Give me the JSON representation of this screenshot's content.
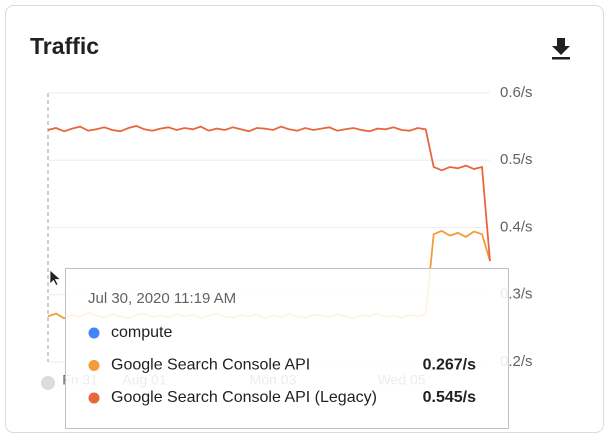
{
  "chart_data": {
    "type": "line",
    "title": "Traffic",
    "ylim": [
      0.2,
      0.6
    ],
    "yticks": [
      {
        "value": 0.2,
        "label": "0.2/s"
      },
      {
        "value": 0.3,
        "label": "0.3/s"
      },
      {
        "value": 0.4,
        "label": "0.4/s"
      },
      {
        "value": 0.5,
        "label": "0.5/s"
      },
      {
        "value": 0.6,
        "label": "0.6/s"
      }
    ],
    "grid": true,
    "categories": [
      null,
      null,
      null,
      null,
      "Fri 31",
      null,
      null,
      null,
      null,
      null,
      null,
      null,
      "Aug 01",
      null,
      null,
      null,
      null,
      null,
      null,
      null,
      null,
      null,
      null,
      null,
      null,
      null,
      null,
      null,
      "Mon 03",
      null,
      null,
      null,
      null,
      null,
      null,
      null,
      null,
      null,
      null,
      null,
      null,
      null,
      null,
      null,
      "Wed 05",
      null,
      null,
      null,
      null,
      null,
      null,
      null,
      null,
      null,
      null,
      null
    ],
    "series": [
      {
        "name": "compute",
        "color": "#4285f4",
        "values": [
          null,
          null,
          null,
          null,
          null,
          null,
          null,
          null,
          null,
          null,
          null,
          null,
          null,
          null,
          null,
          null,
          null,
          null,
          null,
          null,
          null,
          null,
          null,
          null,
          null,
          null,
          null,
          null,
          null,
          null,
          null,
          null,
          null,
          null,
          null,
          null,
          null,
          null,
          null,
          null,
          null,
          null,
          null,
          null,
          null,
          null,
          null,
          null,
          null,
          null,
          null,
          null,
          null,
          null,
          null,
          null
        ]
      },
      {
        "name": "Google Search Console API",
        "color": "#f29d38",
        "tooltip_value": "0.267/s",
        "values": [
          0.268,
          0.272,
          0.265,
          0.27,
          0.267,
          0.273,
          0.269,
          0.266,
          0.271,
          0.268,
          0.265,
          0.27,
          0.272,
          0.267,
          0.269,
          0.266,
          0.271,
          0.268,
          0.27,
          0.265,
          0.269,
          0.272,
          0.267,
          0.266,
          0.27,
          0.268,
          0.271,
          0.265,
          0.269,
          0.267,
          0.272,
          0.268,
          0.266,
          0.27,
          0.269,
          0.267,
          0.271,
          0.268,
          0.265,
          0.27,
          0.268,
          0.272,
          0.267,
          0.269,
          0.266,
          0.27,
          0.268,
          0.271,
          0.39,
          0.395,
          0.388,
          0.392,
          0.386,
          0.394,
          0.39,
          0.35
        ]
      },
      {
        "name": "Google Search Console API (Legacy)",
        "color": "#e8663d",
        "tooltip_value": "0.545/s",
        "values": [
          0.545,
          0.548,
          0.543,
          0.547,
          0.55,
          0.544,
          0.546,
          0.549,
          0.545,
          0.543,
          0.548,
          0.551,
          0.546,
          0.544,
          0.547,
          0.549,
          0.545,
          0.548,
          0.546,
          0.55,
          0.544,
          0.547,
          0.545,
          0.549,
          0.546,
          0.543,
          0.548,
          0.547,
          0.545,
          0.55,
          0.546,
          0.544,
          0.548,
          0.545,
          0.547,
          0.549,
          0.544,
          0.546,
          0.548,
          0.545,
          0.543,
          0.547,
          0.546,
          0.549,
          0.545,
          0.544,
          0.548,
          0.546,
          0.49,
          0.485,
          0.49,
          0.488,
          0.492,
          0.487,
          0.49,
          0.35
        ]
      }
    ],
    "tooltip_title": "Jul 30, 2020 11:19 AM"
  }
}
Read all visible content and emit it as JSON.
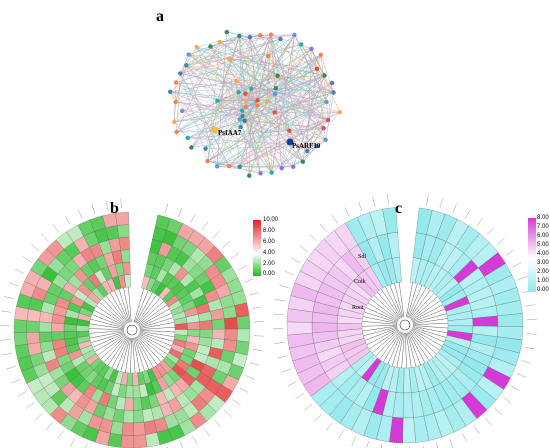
{
  "panels": {
    "a": {
      "label": "a",
      "highlight_nodes": [
        "PsIAA7",
        "PsARF10"
      ]
    },
    "b": {
      "label": "b",
      "scale_ticks": [
        "10.00",
        "8.00",
        "6.00",
        "4.00",
        "2.00",
        "0.00"
      ],
      "colors": {
        "high": "#e0241f",
        "mid": "#ffffff",
        "low": "#1fb81f"
      }
    },
    "c": {
      "label": "c",
      "scale_ticks": [
        "8.00",
        "7.00",
        "6.00",
        "5.00",
        "4.00",
        "3.00",
        "2.00",
        "1.00",
        "0.00"
      ],
      "ring_labels": [
        "Sdl",
        "Coik",
        "Root"
      ],
      "colors": {
        "high": "#d63ad6",
        "low": "#8fe8ec"
      }
    }
  }
}
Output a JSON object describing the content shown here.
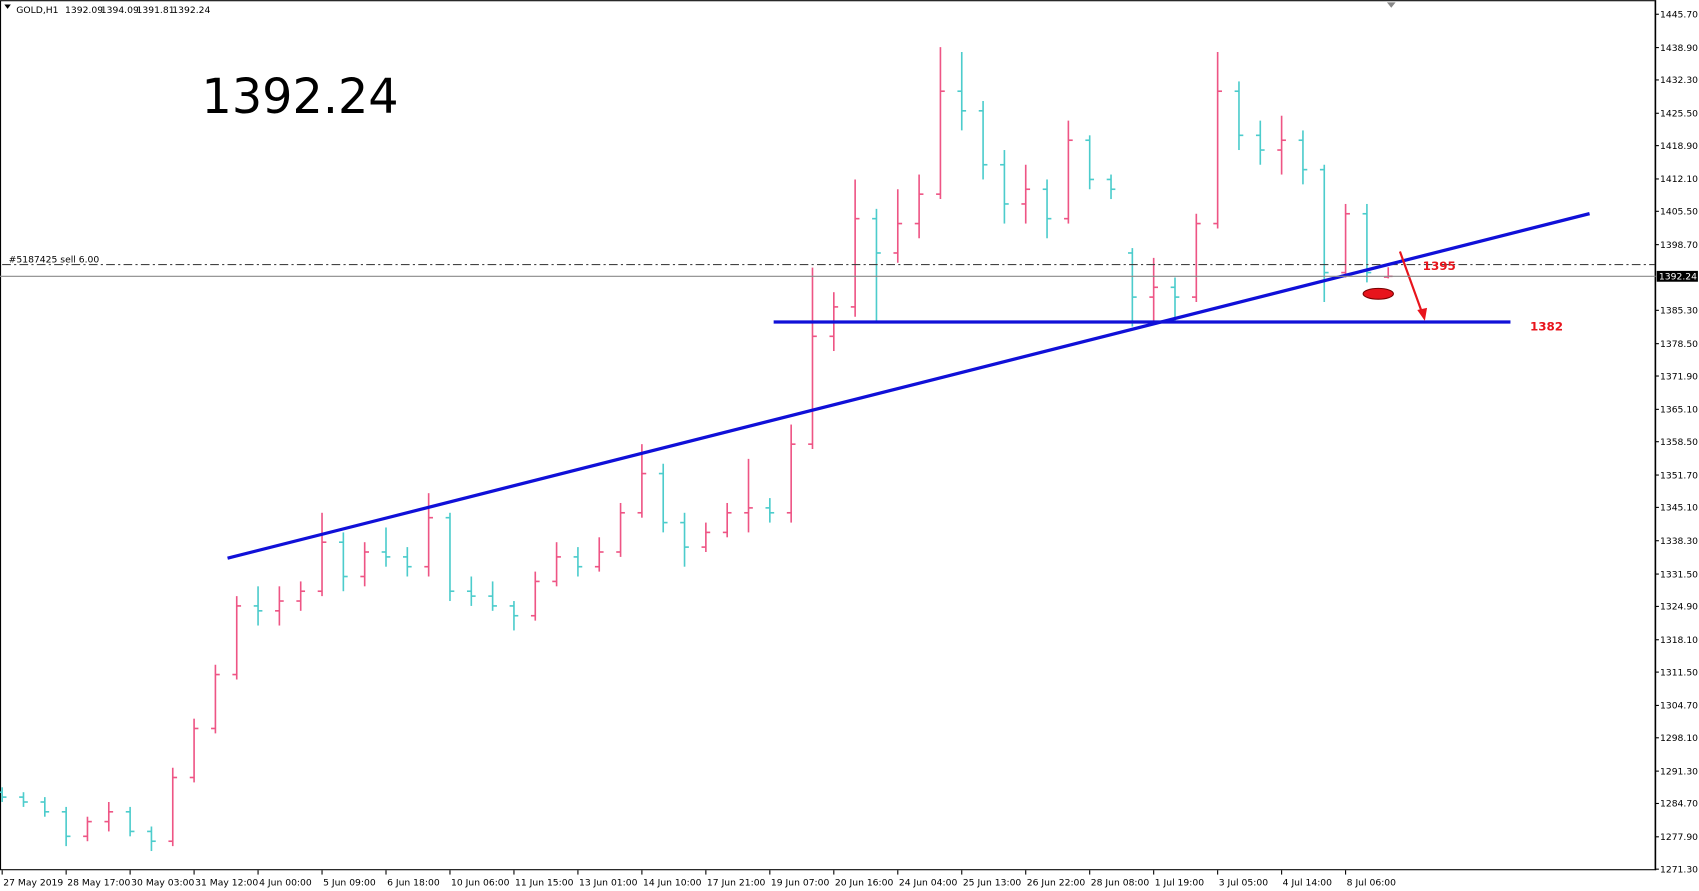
{
  "chart_data": {
    "type": "ohlc",
    "symbol": "GOLD,H1",
    "last_price": 1392.24,
    "annotations": {
      "order": "#5187425 sell 6.00",
      "target_upper": "1395",
      "target_lower": "1382"
    },
    "up_color": "#ee5585",
    "down_color": "#4ccccc",
    "categories": [
      "27 May 2019",
      null,
      null,
      "28 May 17:00",
      null,
      null,
      "30 May 03:00",
      null,
      null,
      "31 May 12:00",
      null,
      null,
      "4 Jun 00:00",
      null,
      null,
      "5 Jun 09:00",
      null,
      null,
      "6 Jun 18:00",
      null,
      null,
      "10 Jun 06:00",
      null,
      null,
      "11 Jun 15:00",
      null,
      null,
      "13 Jun 01:00",
      null,
      null,
      "14 Jun 10:00",
      null,
      null,
      "17 Jun 21:00",
      null,
      null,
      "19 Jun 07:00",
      null,
      null,
      "20 Jun 16:00",
      null,
      null,
      "24 Jun 04:00",
      null,
      null,
      "25 Jun 13:00",
      null,
      null,
      "26 Jun 22:00",
      null,
      null,
      "28 Jun 08:00",
      null,
      null,
      "1 Jul 19:00",
      null,
      null,
      "3 Jul 05:00",
      null,
      null,
      "4 Jul 14:00",
      null,
      null,
      "8 Jul 06:00",
      null,
      null
    ],
    "open": [
      1287,
      1286,
      1285,
      1283,
      1278,
      1281,
      1283,
      1279,
      1277,
      1290,
      1300,
      1311,
      1325,
      1324,
      1326,
      1328,
      1338,
      1331,
      1336,
      1335,
      1333,
      1343,
      1328,
      1327,
      1325,
      1323,
      1330,
      1335,
      1333,
      1336,
      1344,
      1352,
      1342,
      1337,
      1340,
      1344,
      1345,
      1344,
      1358,
      1380,
      1386,
      1404,
      1397,
      1403,
      1409,
      1430,
      1426,
      1415,
      1407,
      1410,
      1404,
      1420,
      1412,
      1397,
      1388,
      1390,
      1388,
      1403,
      1430,
      1421,
      1418,
      1420,
      1414,
      1393,
      1405,
      1392.09
    ],
    "high": [
      1288,
      1287,
      1286,
      1284,
      1282,
      1285,
      1284,
      1280,
      1292,
      1302,
      1313,
      1327,
      1329,
      1329,
      1330,
      1344,
      1340,
      1338,
      1341,
      1337,
      1348,
      1344,
      1331,
      1330,
      1326,
      1332,
      1338,
      1337,
      1339,
      1346,
      1358,
      1354,
      1344,
      1342,
      1346,
      1355,
      1347,
      1362,
      1394,
      1389,
      1412,
      1406,
      1410,
      1413,
      1439,
      1438,
      1428,
      1418,
      1415,
      1412,
      1424,
      1421,
      1413,
      1398,
      1396,
      1392,
      1405,
      1438,
      1432,
      1424,
      1425,
      1422,
      1415,
      1407,
      1407,
      1394.09
    ],
    "low": [
      1285,
      1284,
      1282,
      1276,
      1277,
      1279,
      1278,
      1275,
      1276,
      1289,
      1299,
      1310,
      1321,
      1321,
      1324,
      1327,
      1328,
      1329,
      1333,
      1331,
      1331,
      1326,
      1325,
      1324,
      1320,
      1322,
      1329,
      1331,
      1332,
      1335,
      1343,
      1340,
      1333,
      1336,
      1339,
      1340,
      1342,
      1342,
      1357,
      1377,
      1384,
      1383,
      1395,
      1400,
      1408,
      1422,
      1412,
      1403,
      1403,
      1400,
      1403,
      1410,
      1408,
      1382,
      1383,
      1383,
      1387,
      1402,
      1418,
      1415,
      1413,
      1411,
      1387,
      1392,
      1391,
      1391.81
    ],
    "close": [
      1286,
      1285,
      1283,
      1278,
      1281,
      1283,
      1279,
      1277,
      1290,
      1300,
      1311,
      1325,
      1324,
      1326,
      1328,
      1338,
      1331,
      1336,
      1335,
      1333,
      1343,
      1328,
      1327,
      1325,
      1323,
      1330,
      1335,
      1333,
      1336,
      1344,
      1352,
      1342,
      1337,
      1340,
      1344,
      1345,
      1344,
      1358,
      1380,
      1386,
      1404,
      1397,
      1403,
      1409,
      1430,
      1426,
      1415,
      1407,
      1410,
      1404,
      1420,
      1412,
      1410,
      1388,
      1390,
      1388,
      1403,
      1430,
      1421,
      1418,
      1420,
      1414,
      1393,
      1405,
      1393,
      1392.24
    ],
    "ylim": [
      1271.3,
      1445.7
    ],
    "yticks": [
      {
        "value": 1445.7,
        "label": "1445.70"
      },
      {
        "value": 1438.9,
        "label": "1438.90"
      },
      {
        "value": 1432.3,
        "label": "1432.30"
      },
      {
        "value": 1425.5,
        "label": "1425.50"
      },
      {
        "value": 1418.9,
        "label": "1418.90"
      },
      {
        "value": 1412.1,
        "label": "1412.10"
      },
      {
        "value": 1405.5,
        "label": "1405.50"
      },
      {
        "value": 1398.7,
        "label": "1398.70"
      },
      {
        "value": 1385.3,
        "label": "1385.30"
      },
      {
        "value": 1378.5,
        "label": "1378.50"
      },
      {
        "value": 1371.9,
        "label": "1371.90"
      },
      {
        "value": 1365.1,
        "label": "1365.10"
      },
      {
        "value": 1358.5,
        "label": "1358.50"
      },
      {
        "value": 1351.7,
        "label": "1351.70"
      },
      {
        "value": 1345.1,
        "label": "1345.10"
      },
      {
        "value": 1338.3,
        "label": "1338.30"
      },
      {
        "value": 1331.5,
        "label": "1331.50"
      },
      {
        "value": 1324.9,
        "label": "1324.90"
      },
      {
        "value": 1318.1,
        "label": "1318.10"
      },
      {
        "value": 1311.5,
        "label": "1311.50"
      },
      {
        "value": 1304.7,
        "label": "1304.70"
      },
      {
        "value": 1298.1,
        "label": "1298.10"
      },
      {
        "value": 1291.3,
        "label": "1291.30"
      },
      {
        "value": 1284.7,
        "label": "1284.70"
      },
      {
        "value": 1277.9,
        "label": "1277.90"
      },
      {
        "value": 1271.3,
        "label": "1271.30"
      }
    ]
  }
}
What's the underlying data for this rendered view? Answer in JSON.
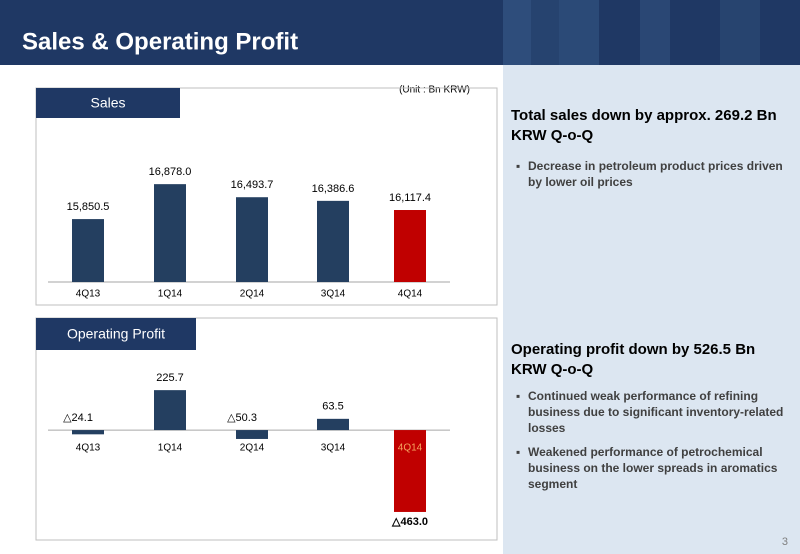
{
  "header": {
    "title": "Sales & Operating Profit"
  },
  "unit": "(Unit : Bn KRW)",
  "chart_data": [
    {
      "type": "bar",
      "title": "Sales",
      "categories": [
        "4Q13",
        "1Q14",
        "2Q14",
        "3Q14",
        "4Q14"
      ],
      "values": [
        15850.5,
        16878.0,
        16493.7,
        16386.6,
        16117.4
      ],
      "value_labels": [
        "15,850.5",
        "16,878.0",
        "16,493.7",
        "16,386.6",
        "16,117.4"
      ],
      "colors": [
        "#243f60",
        "#243f60",
        "#243f60",
        "#243f60",
        "#c00000"
      ],
      "ylim": [
        14000,
        18500
      ]
    },
    {
      "type": "bar",
      "title": "Operating Profit",
      "categories": [
        "4Q13",
        "1Q14",
        "2Q14",
        "3Q14",
        "4Q14"
      ],
      "values": [
        -24.1,
        225.7,
        -50.3,
        63.5,
        -463.0
      ],
      "value_labels": [
        "△24.1",
        "225.7",
        "△50.3",
        "63.5",
        "△463.0"
      ],
      "colors": [
        "#243f60",
        "#243f60",
        "#243f60",
        "#243f60",
        "#c00000"
      ],
      "ylim": [
        -500,
        300
      ]
    }
  ],
  "commentary": [
    {
      "heading": "Total sales down by approx. 269.2 Bn KRW Q-o-Q",
      "bullets": [
        "Decrease in petroleum product prices driven by lower oil prices"
      ]
    },
    {
      "heading": "Operating profit down by 526.5 Bn KRW Q-o-Q",
      "bullets": [
        "Continued weak performance of refining business due to significant inventory-related losses",
        "Weakened performance of petrochemical business on the lower spreads in aromatics segment"
      ]
    }
  ],
  "page_number": "3"
}
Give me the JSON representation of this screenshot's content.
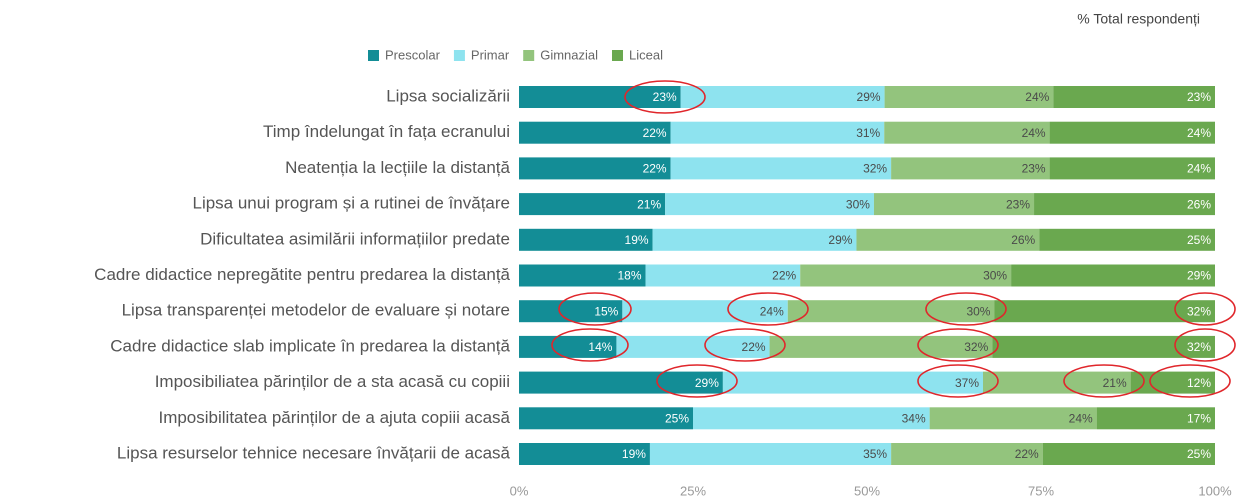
--------------------
Report each line of the material above where the word "Console" appears.

        "name": "Google Search Console API",
        "name": "Google Search Console API (Legacy)",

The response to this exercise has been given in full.